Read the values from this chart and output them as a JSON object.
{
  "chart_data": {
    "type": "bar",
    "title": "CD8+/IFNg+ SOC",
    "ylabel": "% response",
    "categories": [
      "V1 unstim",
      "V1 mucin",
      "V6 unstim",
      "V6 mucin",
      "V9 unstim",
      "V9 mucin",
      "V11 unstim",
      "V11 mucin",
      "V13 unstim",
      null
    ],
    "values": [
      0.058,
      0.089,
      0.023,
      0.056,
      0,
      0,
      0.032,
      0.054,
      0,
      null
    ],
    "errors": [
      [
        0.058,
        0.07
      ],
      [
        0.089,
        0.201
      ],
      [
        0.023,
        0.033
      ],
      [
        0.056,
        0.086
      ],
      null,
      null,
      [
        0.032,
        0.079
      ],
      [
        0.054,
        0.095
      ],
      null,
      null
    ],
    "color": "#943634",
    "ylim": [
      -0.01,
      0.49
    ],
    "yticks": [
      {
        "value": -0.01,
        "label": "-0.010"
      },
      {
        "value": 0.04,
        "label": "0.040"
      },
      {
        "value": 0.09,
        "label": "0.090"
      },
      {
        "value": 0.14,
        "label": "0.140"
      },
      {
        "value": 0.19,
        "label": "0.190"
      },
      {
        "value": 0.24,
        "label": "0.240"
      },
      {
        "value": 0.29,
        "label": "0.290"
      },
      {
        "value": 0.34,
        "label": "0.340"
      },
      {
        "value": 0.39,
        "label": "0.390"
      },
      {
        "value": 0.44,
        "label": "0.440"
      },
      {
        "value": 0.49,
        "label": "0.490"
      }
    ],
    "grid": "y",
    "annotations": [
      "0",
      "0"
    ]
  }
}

Given task ->
Extract the complete listing verbatim.

Exercise solution ->
Read the values from this chart and output them as a JSON object.
{
  "chart_data": {
    "type": "bar",
    "title": "CD8+/IFNg+ SOC",
    "ylabel": "% response",
    "categories": [
      "V1 unstim",
      "V1 mucin",
      "V6 unstim",
      "V6 mucin",
      "V9 unstim",
      "V9 mucin",
      "V11 unstim",
      "V11 mucin",
      "V13 unstim",
      null
    ],
    "values": [
      0.058,
      0.089,
      0.023,
      0.056,
      0,
      0,
      0.032,
      0.054,
      0,
      null
    ],
    "errors": [
      [
        0.058,
        0.07
      ],
      [
        0.089,
        0.201
      ],
      [
        0.023,
        0.033
      ],
      [
        0.056,
        0.086
      ],
      null,
      null,
      [
        0.032,
        0.079
      ],
      [
        0.054,
        0.095
      ],
      null,
      null
    ],
    "color": "#943634",
    "ylim": [
      -0.01,
      0.49
    ],
    "yticks": [
      {
        "value": -0.01,
        "label": "-0.010"
      },
      {
        "value": 0.04,
        "label": "0.040"
      },
      {
        "value": 0.09,
        "label": "0.090"
      },
      {
        "value": 0.14,
        "label": "0.140"
      },
      {
        "value": 0.19,
        "label": "0.190"
      },
      {
        "value": 0.24,
        "label": "0.240"
      },
      {
        "value": 0.29,
        "label": "0.290"
      },
      {
        "value": 0.34,
        "label": "0.340"
      },
      {
        "value": 0.39,
        "label": "0.390"
      },
      {
        "value": 0.44,
        "label": "0.440"
      },
      {
        "value": 0.49,
        "label": "0.490"
      }
    ],
    "grid": "y",
    "annotations": [
      "0",
      "0"
    ]
  }
}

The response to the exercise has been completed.